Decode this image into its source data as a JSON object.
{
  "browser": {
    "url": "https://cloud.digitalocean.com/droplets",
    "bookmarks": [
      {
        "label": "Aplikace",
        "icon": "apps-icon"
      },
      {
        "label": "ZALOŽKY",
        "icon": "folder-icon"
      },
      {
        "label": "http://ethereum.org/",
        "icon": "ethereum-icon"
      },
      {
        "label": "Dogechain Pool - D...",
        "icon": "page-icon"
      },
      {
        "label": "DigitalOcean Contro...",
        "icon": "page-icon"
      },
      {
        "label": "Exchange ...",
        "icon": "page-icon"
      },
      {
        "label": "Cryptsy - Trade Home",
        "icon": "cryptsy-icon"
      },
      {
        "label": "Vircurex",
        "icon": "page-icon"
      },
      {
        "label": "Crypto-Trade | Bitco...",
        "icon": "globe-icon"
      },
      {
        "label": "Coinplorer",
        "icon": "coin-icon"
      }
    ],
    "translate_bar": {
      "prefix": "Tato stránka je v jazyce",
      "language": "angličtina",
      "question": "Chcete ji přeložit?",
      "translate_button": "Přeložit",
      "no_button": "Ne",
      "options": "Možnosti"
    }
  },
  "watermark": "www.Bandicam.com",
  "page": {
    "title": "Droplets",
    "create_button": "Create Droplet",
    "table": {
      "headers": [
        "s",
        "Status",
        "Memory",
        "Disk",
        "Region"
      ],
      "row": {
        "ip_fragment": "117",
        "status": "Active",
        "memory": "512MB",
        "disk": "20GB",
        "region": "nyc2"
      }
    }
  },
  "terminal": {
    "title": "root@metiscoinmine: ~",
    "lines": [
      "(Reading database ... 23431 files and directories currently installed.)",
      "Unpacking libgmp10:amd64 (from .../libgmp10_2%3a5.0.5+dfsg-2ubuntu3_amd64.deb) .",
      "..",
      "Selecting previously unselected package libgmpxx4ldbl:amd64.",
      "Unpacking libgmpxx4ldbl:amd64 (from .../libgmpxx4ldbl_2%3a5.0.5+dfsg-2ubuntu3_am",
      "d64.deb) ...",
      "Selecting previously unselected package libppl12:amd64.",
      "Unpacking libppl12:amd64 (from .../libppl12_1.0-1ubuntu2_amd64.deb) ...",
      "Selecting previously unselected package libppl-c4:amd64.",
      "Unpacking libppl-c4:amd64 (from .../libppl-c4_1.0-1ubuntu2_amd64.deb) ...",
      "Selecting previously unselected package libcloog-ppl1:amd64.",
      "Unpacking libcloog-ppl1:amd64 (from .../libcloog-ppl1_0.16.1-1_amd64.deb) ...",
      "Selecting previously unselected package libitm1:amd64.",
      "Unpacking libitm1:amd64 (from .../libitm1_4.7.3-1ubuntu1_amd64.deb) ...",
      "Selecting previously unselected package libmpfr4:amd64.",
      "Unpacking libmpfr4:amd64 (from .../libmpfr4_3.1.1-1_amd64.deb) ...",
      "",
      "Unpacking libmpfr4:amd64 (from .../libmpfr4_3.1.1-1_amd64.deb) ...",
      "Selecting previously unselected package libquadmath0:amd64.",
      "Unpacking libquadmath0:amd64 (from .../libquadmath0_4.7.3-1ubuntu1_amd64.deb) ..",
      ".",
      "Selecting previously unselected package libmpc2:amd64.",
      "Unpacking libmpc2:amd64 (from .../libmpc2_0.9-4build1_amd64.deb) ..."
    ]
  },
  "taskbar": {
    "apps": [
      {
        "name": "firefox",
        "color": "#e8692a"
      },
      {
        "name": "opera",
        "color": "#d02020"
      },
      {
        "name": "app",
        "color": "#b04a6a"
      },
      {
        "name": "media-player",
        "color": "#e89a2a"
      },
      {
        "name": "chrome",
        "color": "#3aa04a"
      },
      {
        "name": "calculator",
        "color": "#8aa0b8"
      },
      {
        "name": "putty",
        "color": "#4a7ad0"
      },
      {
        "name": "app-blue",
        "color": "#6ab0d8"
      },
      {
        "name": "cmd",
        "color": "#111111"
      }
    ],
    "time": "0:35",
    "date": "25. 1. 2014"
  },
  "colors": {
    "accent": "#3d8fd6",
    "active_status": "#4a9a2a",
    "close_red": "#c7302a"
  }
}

☆ ☆ ☆ ☆

> **CHALLENGE**
Print every entry exactly as it appears.

> **RESPONSE FOR THIS EXERCISE**
Decode this image into its source data as a JSON object.
{
  "browser": {
    "url": "https://cloud.digitalocean.com/droplets",
    "bookmarks": [
      {
        "label": "Aplikace",
        "icon": "apps-icon"
      },
      {
        "label": "ZALOŽKY",
        "icon": "folder-icon"
      },
      {
        "label": "http://ethereum.org/",
        "icon": "ethereum-icon"
      },
      {
        "label": "Dogechain Pool - D...",
        "icon": "page-icon"
      },
      {
        "label": "DigitalOcean Contro...",
        "icon": "page-icon"
      },
      {
        "label": "Exchange ...",
        "icon": "page-icon"
      },
      {
        "label": "Cryptsy - Trade Home",
        "icon": "cryptsy-icon"
      },
      {
        "label": "Vircurex",
        "icon": "page-icon"
      },
      {
        "label": "Crypto-Trade | Bitco...",
        "icon": "globe-icon"
      },
      {
        "label": "Coinplorer",
        "icon": "coin-icon"
      }
    ],
    "translate_bar": {
      "prefix": "Tato stránka je v jazyce",
      "language": "angličtina",
      "question": "Chcete ji přeložit?",
      "translate_button": "Přeložit",
      "no_button": "Ne",
      "options": "Možnosti"
    }
  },
  "watermark": "www.Bandicam.com",
  "page": {
    "title": "Droplets",
    "create_button": "Create Droplet",
    "table": {
      "headers": [
        "s",
        "Status",
        "Memory",
        "Disk",
        "Region"
      ],
      "row": {
        "ip_fragment": "117",
        "status": "Active",
        "memory": "512MB",
        "disk": "20GB",
        "region": "nyc2"
      }
    }
  },
  "terminal": {
    "title": "root@metiscoinmine: ~",
    "lines": [
      "(Reading database ... 23431 files and directories currently installed.)",
      "Unpacking libgmp10:amd64 (from .../libgmp10_2%3a5.0.5+dfsg-2ubuntu3_amd64.deb) .",
      "..",
      "Selecting previously unselected package libgmpxx4ldbl:amd64.",
      "Unpacking libgmpxx4ldbl:amd64 (from .../libgmpxx4ldbl_2%3a5.0.5+dfsg-2ubuntu3_am",
      "d64.deb) ...",
      "Selecting previously unselected package libppl12:amd64.",
      "Unpacking libppl12:amd64 (from .../libppl12_1.0-1ubuntu2_amd64.deb) ...",
      "Selecting previously unselected package libppl-c4:amd64.",
      "Unpacking libppl-c4:amd64 (from .../libppl-c4_1.0-1ubuntu2_amd64.deb) ...",
      "Selecting previously unselected package libcloog-ppl1:amd64.",
      "Unpacking libcloog-ppl1:amd64 (from .../libcloog-ppl1_0.16.1-1_amd64.deb) ...",
      "Selecting previously unselected package libitm1:amd64.",
      "Unpacking libitm1:amd64 (from .../libitm1_4.7.3-1ubuntu1_amd64.deb) ...",
      "Selecting previously unselected package libmpfr4:amd64.",
      "Unpacking libmpfr4:amd64 (from .../libmpfr4_3.1.1-1_amd64.deb) ...",
      "",
      "Unpacking libmpfr4:amd64 (from .../libmpfr4_3.1.1-1_amd64.deb) ...",
      "Selecting previously unselected package libquadmath0:amd64.",
      "Unpacking libquadmath0:amd64 (from .../libquadmath0_4.7.3-1ubuntu1_amd64.deb) ..",
      ".",
      "Selecting previously unselected package libmpc2:amd64.",
      "Unpacking libmpc2:amd64 (from .../libmpc2_0.9-4build1_amd64.deb) ..."
    ]
  },
  "taskbar": {
    "apps": [
      {
        "name": "firefox",
        "color": "#e8692a"
      },
      {
        "name": "opera",
        "color": "#d02020"
      },
      {
        "name": "app",
        "color": "#b04a6a"
      },
      {
        "name": "media-player",
        "color": "#e89a2a"
      },
      {
        "name": "chrome",
        "color": "#3aa04a"
      },
      {
        "name": "calculator",
        "color": "#8aa0b8"
      },
      {
        "name": "putty",
        "color": "#4a7ad0"
      },
      {
        "name": "app-blue",
        "color": "#6ab0d8"
      },
      {
        "name": "cmd",
        "color": "#111111"
      }
    ],
    "time": "0:35",
    "date": "25. 1. 2014"
  },
  "colors": {
    "accent": "#3d8fd6",
    "active_status": "#4a9a2a",
    "close_red": "#c7302a"
  }
}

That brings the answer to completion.